Entries excerpted from a collection
########################################

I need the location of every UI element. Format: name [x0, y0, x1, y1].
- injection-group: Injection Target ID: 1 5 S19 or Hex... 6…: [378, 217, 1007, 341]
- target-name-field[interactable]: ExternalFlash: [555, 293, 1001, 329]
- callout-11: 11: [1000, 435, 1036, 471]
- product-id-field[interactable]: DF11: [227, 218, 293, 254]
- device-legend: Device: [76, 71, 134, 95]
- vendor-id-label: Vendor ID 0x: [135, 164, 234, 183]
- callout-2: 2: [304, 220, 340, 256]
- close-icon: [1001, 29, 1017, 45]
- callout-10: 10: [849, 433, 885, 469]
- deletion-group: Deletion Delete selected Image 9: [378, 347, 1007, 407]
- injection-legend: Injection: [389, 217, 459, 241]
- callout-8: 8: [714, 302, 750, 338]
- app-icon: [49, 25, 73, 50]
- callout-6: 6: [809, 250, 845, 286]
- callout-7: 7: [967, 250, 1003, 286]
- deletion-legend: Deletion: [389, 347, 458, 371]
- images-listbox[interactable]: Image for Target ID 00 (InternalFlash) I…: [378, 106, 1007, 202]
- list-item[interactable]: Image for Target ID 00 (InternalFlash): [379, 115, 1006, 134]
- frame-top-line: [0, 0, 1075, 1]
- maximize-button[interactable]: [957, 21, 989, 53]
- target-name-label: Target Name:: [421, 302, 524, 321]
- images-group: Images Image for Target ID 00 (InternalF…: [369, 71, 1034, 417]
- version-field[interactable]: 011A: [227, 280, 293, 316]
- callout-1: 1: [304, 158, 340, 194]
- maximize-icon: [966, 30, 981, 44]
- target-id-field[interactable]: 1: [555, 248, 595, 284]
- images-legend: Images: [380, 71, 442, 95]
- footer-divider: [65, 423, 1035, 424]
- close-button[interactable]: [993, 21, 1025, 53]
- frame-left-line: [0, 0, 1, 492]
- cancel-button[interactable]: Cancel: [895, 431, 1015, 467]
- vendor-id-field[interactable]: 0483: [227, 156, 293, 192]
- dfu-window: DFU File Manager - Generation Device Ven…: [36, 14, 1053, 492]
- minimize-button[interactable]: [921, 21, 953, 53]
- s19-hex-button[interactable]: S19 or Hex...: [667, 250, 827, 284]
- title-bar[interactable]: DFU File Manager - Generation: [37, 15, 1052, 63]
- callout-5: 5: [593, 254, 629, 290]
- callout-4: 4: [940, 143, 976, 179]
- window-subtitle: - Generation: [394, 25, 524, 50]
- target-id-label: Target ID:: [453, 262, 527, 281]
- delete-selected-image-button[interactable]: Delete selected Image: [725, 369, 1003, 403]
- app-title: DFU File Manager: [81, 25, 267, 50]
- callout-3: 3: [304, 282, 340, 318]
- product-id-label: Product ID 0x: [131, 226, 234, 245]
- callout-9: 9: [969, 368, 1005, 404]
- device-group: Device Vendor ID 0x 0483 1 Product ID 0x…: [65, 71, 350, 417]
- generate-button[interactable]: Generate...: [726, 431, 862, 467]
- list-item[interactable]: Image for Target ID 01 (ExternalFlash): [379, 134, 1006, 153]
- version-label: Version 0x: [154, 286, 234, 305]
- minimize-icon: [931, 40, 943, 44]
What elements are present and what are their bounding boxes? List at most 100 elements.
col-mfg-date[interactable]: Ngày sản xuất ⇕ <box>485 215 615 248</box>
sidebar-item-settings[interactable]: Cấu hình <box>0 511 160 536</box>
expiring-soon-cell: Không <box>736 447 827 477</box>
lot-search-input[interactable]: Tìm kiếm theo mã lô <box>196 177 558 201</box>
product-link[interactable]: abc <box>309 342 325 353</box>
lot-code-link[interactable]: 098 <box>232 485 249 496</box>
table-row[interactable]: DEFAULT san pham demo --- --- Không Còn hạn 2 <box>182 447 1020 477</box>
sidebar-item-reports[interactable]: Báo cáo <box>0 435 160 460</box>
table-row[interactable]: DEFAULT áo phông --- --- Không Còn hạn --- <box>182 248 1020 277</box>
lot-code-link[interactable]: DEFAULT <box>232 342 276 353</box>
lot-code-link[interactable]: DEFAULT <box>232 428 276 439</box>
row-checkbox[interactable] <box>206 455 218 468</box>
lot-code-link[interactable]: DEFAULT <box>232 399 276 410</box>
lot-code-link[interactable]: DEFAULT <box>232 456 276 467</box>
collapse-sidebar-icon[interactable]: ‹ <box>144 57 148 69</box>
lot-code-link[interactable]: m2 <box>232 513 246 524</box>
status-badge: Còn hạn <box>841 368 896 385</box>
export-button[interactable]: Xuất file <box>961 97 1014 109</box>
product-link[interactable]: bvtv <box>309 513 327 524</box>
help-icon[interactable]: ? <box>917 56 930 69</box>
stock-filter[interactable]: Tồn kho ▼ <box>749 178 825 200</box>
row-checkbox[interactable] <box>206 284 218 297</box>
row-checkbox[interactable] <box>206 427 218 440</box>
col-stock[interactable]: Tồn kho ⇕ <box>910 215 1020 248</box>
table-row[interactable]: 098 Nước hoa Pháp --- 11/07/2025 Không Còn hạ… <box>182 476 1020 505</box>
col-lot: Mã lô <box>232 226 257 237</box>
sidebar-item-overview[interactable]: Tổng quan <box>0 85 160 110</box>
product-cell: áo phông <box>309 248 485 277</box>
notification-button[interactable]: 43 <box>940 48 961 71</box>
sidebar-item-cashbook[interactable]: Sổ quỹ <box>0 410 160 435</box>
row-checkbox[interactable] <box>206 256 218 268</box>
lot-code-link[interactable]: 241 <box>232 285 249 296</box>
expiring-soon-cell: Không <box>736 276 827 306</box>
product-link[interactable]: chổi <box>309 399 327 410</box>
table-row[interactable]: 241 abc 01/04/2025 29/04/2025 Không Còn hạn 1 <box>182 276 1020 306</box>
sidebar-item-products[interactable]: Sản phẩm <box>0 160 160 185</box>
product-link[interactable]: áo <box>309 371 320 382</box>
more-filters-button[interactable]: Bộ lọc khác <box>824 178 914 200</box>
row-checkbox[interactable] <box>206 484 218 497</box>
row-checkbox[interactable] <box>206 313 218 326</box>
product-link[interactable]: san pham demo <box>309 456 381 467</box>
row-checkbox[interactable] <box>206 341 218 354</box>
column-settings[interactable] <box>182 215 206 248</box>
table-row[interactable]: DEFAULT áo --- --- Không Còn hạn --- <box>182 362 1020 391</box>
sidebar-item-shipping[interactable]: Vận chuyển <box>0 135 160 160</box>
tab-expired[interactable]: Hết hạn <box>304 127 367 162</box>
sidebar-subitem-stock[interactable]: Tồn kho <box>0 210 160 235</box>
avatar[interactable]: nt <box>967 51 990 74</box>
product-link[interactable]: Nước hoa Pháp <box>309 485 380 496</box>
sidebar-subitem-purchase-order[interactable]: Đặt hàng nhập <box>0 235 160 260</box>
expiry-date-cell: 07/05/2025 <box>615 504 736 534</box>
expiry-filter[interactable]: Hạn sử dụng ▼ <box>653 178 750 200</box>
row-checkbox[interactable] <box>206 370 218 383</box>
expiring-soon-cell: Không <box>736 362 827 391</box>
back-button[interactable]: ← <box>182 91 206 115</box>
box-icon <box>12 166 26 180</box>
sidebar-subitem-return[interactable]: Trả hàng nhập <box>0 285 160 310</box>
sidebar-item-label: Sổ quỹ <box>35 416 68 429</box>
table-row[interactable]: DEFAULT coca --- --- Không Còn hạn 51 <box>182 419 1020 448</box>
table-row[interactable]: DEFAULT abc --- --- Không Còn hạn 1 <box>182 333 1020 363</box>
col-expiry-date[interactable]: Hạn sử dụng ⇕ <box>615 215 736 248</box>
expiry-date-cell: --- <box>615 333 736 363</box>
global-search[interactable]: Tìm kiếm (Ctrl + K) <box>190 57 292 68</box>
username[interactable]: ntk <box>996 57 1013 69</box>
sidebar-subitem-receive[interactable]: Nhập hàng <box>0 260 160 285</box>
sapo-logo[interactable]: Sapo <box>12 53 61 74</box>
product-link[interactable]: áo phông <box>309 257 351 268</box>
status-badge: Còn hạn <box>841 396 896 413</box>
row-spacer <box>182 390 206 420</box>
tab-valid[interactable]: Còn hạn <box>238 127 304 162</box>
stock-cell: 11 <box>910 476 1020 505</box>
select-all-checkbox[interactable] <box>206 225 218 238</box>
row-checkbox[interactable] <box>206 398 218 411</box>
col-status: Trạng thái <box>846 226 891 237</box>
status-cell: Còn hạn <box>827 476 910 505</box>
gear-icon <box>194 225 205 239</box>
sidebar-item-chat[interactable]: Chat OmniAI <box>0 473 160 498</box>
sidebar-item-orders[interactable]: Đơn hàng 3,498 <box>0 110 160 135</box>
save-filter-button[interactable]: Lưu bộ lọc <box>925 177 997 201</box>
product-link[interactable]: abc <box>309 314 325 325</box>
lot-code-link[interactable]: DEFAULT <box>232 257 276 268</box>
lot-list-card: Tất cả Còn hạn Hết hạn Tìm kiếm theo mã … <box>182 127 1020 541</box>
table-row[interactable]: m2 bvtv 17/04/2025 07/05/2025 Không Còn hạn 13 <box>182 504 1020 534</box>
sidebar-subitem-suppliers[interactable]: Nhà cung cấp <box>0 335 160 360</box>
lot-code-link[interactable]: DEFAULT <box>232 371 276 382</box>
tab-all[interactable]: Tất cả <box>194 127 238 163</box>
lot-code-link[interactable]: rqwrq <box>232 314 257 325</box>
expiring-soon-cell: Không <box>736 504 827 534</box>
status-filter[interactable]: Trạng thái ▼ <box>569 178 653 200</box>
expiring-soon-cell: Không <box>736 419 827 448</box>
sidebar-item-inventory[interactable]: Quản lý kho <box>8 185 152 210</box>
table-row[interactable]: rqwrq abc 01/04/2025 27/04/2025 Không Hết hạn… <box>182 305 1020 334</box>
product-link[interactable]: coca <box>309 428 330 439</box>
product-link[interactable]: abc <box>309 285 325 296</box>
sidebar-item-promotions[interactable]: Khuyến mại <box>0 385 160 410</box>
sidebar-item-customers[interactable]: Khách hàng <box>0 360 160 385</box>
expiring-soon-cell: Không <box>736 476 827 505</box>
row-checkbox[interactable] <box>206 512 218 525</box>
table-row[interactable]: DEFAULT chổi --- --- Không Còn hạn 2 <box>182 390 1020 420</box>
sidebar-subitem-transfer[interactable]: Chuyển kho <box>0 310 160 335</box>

########################################

_Written problem_
Repeat verbatim the stretch of entries from the first line through the line containing "- deletion-group: Deletion", including both ends.

_Exercise response_
I need the location of every UI element. Format: name [x0, y0, x1, y1].
- injection-group: Injection Target ID: 1 5 S19 or Hex... 6…: [378, 217, 1007, 341]
- target-name-field[interactable]: ExternalFlash: [555, 293, 1001, 329]
- callout-11: 11: [1000, 435, 1036, 471]
- product-id-field[interactable]: DF11: [227, 218, 293, 254]
- device-legend: Device: [76, 71, 134, 95]
- vendor-id-label: Vendor ID 0x: [135, 164, 234, 183]
- callout-2: 2: [304, 220, 340, 256]
- close-icon: [1001, 29, 1017, 45]
- callout-10: 10: [849, 433, 885, 469]
- deletion-group: Deletion Delete selected Image 9: [378, 347, 1007, 407]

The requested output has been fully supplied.